**** Record set

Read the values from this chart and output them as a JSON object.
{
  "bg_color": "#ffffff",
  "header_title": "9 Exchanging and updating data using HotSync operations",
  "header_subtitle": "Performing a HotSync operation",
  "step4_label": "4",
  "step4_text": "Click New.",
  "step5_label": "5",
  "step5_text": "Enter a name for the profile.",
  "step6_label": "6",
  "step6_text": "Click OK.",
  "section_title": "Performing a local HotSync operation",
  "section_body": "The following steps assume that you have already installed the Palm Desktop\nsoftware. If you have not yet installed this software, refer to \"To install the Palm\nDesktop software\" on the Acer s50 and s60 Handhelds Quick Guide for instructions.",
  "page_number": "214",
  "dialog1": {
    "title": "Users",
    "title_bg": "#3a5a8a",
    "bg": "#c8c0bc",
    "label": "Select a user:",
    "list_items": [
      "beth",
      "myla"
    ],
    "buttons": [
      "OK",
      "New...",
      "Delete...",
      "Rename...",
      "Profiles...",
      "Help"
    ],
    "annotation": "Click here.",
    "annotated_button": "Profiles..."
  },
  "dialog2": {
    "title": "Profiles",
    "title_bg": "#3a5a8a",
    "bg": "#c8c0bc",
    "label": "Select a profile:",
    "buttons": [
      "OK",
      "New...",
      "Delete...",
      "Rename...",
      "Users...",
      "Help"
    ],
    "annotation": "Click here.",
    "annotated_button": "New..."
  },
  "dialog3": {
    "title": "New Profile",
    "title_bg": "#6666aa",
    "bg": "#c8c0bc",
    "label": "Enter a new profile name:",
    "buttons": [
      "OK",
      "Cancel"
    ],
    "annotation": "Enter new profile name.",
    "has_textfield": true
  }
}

********

**What the task requires:** Faithfully copy every entry, leaving nothing out.

**Complete answer:**
Read the values from this chart and output them as a JSON object.
{
  "bg_color": "#ffffff",
  "header_title": "9 Exchanging and updating data using HotSync operations",
  "header_subtitle": "Performing a HotSync operation",
  "step4_label": "4",
  "step4_text": "Click New.",
  "step5_label": "5",
  "step5_text": "Enter a name for the profile.",
  "step6_label": "6",
  "step6_text": "Click OK.",
  "section_title": "Performing a local HotSync operation",
  "section_body": "The following steps assume that you have already installed the Palm Desktop\nsoftware. If you have not yet installed this software, refer to \"To install the Palm\nDesktop software\" on the Acer s50 and s60 Handhelds Quick Guide for instructions.",
  "page_number": "214",
  "dialog1": {
    "title": "Users",
    "title_bg": "#3a5a8a",
    "bg": "#c8c0bc",
    "label": "Select a user:",
    "list_items": [
      "beth",
      "myla"
    ],
    "buttons": [
      "OK",
      "New...",
      "Delete...",
      "Rename...",
      "Profiles...",
      "Help"
    ],
    "annotation": "Click here.",
    "annotated_button": "Profiles..."
  },
  "dialog2": {
    "title": "Profiles",
    "title_bg": "#3a5a8a",
    "bg": "#c8c0bc",
    "label": "Select a profile:",
    "buttons": [
      "OK",
      "New...",
      "Delete...",
      "Rename...",
      "Users...",
      "Help"
    ],
    "annotation": "Click here.",
    "annotated_button": "New..."
  },
  "dialog3": {
    "title": "New Profile",
    "title_bg": "#6666aa",
    "bg": "#c8c0bc",
    "label": "Enter a new profile name:",
    "buttons": [
      "OK",
      "Cancel"
    ],
    "annotation": "Enter new profile name.",
    "has_textfield": true
  }
}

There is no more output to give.